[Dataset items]
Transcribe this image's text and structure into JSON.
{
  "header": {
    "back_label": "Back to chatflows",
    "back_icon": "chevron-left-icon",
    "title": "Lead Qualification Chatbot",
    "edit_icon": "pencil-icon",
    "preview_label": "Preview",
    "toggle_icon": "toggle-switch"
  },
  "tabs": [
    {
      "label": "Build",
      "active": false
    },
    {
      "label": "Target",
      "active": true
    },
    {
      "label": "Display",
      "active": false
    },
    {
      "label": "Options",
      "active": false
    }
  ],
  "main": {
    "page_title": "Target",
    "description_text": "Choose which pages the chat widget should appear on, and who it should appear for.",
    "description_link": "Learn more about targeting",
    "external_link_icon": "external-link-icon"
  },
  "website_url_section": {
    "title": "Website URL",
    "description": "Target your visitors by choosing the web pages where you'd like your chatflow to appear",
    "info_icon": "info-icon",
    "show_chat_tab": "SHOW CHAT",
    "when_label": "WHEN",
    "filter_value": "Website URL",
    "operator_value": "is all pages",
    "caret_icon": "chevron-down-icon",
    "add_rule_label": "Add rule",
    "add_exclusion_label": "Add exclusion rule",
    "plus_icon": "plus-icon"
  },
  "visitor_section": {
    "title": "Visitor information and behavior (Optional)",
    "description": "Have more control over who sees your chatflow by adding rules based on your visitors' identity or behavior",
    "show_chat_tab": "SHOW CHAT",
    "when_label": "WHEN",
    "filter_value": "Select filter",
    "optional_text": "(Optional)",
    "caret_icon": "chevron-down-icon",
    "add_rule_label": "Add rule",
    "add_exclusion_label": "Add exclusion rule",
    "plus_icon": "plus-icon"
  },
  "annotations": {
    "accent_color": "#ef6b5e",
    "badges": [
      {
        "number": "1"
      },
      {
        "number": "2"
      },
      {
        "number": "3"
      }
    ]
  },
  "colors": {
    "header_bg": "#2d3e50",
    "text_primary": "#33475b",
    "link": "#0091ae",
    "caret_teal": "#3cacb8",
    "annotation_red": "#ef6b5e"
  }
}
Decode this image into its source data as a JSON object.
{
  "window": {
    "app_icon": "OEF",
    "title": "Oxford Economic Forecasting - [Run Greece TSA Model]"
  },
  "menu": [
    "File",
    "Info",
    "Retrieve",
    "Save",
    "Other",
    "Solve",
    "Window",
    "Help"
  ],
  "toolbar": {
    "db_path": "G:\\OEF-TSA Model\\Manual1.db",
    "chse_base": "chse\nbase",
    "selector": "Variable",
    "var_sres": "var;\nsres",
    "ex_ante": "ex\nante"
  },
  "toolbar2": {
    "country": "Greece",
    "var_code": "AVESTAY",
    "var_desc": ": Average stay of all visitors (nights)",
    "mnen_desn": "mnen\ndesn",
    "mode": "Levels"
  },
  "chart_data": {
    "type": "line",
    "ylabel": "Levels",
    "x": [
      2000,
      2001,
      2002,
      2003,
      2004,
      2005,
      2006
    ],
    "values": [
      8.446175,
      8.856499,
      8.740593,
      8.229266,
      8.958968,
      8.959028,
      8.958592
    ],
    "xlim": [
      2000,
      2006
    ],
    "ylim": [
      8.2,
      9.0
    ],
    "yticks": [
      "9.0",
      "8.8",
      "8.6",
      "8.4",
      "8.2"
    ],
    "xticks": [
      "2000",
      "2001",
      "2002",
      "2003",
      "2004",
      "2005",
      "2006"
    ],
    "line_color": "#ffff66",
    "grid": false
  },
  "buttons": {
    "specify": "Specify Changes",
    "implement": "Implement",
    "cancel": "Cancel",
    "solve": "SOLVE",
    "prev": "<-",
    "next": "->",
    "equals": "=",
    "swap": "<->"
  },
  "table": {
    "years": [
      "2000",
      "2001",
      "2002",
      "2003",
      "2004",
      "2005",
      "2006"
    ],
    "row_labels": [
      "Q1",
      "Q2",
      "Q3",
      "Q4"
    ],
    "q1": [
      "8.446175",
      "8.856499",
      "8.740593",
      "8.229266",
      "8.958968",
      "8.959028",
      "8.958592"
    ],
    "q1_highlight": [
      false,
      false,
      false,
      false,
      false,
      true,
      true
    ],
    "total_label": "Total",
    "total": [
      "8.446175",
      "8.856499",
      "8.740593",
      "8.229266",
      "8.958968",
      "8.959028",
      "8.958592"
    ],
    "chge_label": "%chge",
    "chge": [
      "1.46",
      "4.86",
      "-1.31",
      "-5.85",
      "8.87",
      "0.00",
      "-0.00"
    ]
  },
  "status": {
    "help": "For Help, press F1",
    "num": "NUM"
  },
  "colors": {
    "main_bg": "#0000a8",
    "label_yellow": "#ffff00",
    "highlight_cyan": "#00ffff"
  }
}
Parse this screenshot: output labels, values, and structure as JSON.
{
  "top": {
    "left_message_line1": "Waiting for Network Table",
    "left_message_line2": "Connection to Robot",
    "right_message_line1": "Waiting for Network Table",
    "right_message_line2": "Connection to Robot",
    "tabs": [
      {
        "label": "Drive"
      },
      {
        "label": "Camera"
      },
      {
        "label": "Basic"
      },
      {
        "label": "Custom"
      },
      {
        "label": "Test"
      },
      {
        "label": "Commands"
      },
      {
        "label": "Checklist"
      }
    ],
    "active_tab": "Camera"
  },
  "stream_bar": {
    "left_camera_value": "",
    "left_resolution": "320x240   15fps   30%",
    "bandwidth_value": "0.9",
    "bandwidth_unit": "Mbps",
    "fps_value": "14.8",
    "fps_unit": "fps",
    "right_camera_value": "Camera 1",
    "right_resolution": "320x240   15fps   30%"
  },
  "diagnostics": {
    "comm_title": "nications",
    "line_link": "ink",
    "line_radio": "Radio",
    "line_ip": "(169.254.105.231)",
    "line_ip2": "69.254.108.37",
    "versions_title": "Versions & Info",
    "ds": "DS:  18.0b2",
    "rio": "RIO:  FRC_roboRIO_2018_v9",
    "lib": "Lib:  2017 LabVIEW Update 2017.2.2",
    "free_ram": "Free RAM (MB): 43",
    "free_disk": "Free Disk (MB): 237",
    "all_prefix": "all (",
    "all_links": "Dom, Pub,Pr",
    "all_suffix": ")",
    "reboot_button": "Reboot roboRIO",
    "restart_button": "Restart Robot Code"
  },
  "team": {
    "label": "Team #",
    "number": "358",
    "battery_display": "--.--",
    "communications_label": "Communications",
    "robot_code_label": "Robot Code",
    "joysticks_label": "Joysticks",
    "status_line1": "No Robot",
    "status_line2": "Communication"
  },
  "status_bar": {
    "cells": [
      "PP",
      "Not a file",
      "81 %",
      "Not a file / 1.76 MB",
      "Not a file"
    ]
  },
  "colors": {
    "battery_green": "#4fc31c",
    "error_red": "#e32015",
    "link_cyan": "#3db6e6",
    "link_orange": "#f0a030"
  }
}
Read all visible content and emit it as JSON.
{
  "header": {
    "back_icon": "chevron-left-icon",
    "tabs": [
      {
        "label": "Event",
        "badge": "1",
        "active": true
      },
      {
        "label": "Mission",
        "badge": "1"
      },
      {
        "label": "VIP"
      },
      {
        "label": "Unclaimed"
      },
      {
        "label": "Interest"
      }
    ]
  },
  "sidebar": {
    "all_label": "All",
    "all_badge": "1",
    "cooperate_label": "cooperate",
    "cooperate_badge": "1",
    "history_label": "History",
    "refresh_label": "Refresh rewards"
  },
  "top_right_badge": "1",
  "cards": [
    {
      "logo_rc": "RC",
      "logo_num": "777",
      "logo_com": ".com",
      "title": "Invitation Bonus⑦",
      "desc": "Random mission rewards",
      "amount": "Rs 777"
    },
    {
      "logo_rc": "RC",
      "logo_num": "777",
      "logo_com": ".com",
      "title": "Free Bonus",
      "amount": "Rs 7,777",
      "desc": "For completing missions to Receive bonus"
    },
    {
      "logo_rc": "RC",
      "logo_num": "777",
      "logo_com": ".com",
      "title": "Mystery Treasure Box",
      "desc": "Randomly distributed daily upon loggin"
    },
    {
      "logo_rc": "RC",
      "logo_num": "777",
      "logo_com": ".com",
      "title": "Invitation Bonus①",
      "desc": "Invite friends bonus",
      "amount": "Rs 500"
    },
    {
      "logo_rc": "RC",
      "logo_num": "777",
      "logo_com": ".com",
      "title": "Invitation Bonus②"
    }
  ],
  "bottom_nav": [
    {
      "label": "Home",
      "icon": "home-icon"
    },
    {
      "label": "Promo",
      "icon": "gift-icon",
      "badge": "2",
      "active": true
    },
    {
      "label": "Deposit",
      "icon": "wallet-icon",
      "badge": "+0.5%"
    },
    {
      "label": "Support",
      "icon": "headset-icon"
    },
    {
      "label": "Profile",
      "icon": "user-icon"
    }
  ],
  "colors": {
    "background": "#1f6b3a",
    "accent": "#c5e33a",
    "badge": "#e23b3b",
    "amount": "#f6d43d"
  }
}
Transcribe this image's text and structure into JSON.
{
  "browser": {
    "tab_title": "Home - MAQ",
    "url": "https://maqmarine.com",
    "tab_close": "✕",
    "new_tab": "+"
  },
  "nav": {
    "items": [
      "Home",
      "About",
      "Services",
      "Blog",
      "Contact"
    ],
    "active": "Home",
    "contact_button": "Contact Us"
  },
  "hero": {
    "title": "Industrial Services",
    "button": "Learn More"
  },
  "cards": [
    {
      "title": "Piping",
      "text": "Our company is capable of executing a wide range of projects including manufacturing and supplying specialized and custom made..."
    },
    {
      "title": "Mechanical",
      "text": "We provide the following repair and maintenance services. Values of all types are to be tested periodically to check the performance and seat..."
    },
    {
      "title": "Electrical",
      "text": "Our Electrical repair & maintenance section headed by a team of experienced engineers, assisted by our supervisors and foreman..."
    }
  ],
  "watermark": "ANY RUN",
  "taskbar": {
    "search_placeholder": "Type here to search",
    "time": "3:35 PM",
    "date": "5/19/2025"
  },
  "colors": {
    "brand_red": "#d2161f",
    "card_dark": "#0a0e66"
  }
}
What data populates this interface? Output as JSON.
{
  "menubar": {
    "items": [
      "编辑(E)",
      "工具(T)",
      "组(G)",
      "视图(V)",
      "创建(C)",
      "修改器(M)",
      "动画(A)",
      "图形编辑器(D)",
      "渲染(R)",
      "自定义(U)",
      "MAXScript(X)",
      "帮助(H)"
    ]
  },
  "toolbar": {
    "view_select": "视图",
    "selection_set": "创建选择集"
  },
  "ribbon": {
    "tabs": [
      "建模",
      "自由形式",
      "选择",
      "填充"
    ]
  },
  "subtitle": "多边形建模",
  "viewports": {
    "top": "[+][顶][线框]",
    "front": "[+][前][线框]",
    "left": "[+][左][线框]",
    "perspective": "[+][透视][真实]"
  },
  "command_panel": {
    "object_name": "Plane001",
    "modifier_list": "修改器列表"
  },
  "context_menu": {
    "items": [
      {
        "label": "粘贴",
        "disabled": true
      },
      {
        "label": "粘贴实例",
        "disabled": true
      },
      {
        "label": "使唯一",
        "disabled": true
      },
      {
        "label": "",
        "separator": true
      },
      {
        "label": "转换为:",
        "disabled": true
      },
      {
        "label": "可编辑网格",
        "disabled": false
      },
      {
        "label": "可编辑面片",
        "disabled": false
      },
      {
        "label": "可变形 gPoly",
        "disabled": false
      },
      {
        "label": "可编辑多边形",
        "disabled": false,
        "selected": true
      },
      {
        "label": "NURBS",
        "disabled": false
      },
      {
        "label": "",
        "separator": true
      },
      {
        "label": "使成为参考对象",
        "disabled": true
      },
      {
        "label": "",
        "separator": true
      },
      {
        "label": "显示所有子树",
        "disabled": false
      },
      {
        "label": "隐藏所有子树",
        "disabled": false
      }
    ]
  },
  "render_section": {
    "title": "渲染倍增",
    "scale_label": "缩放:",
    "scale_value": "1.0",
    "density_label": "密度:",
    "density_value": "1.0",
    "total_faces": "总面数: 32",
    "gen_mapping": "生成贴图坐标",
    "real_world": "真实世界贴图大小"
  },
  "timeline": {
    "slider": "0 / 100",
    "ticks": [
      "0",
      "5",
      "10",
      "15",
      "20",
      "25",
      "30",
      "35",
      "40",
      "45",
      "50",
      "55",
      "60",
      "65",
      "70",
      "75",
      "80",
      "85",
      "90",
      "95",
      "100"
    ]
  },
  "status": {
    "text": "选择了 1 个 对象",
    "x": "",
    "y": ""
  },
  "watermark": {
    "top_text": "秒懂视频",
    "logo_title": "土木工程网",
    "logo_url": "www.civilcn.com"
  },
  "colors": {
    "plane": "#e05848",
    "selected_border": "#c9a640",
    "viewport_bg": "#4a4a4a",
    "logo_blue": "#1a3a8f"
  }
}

Exercise: Your task is to gather all lines from the entries above that hold the word "Free".

Task solution:
    "free_ram": "Free RAM (MB): 43",
    "free_disk": "Free Disk (MB): 237",
      "title": "Free Bonus",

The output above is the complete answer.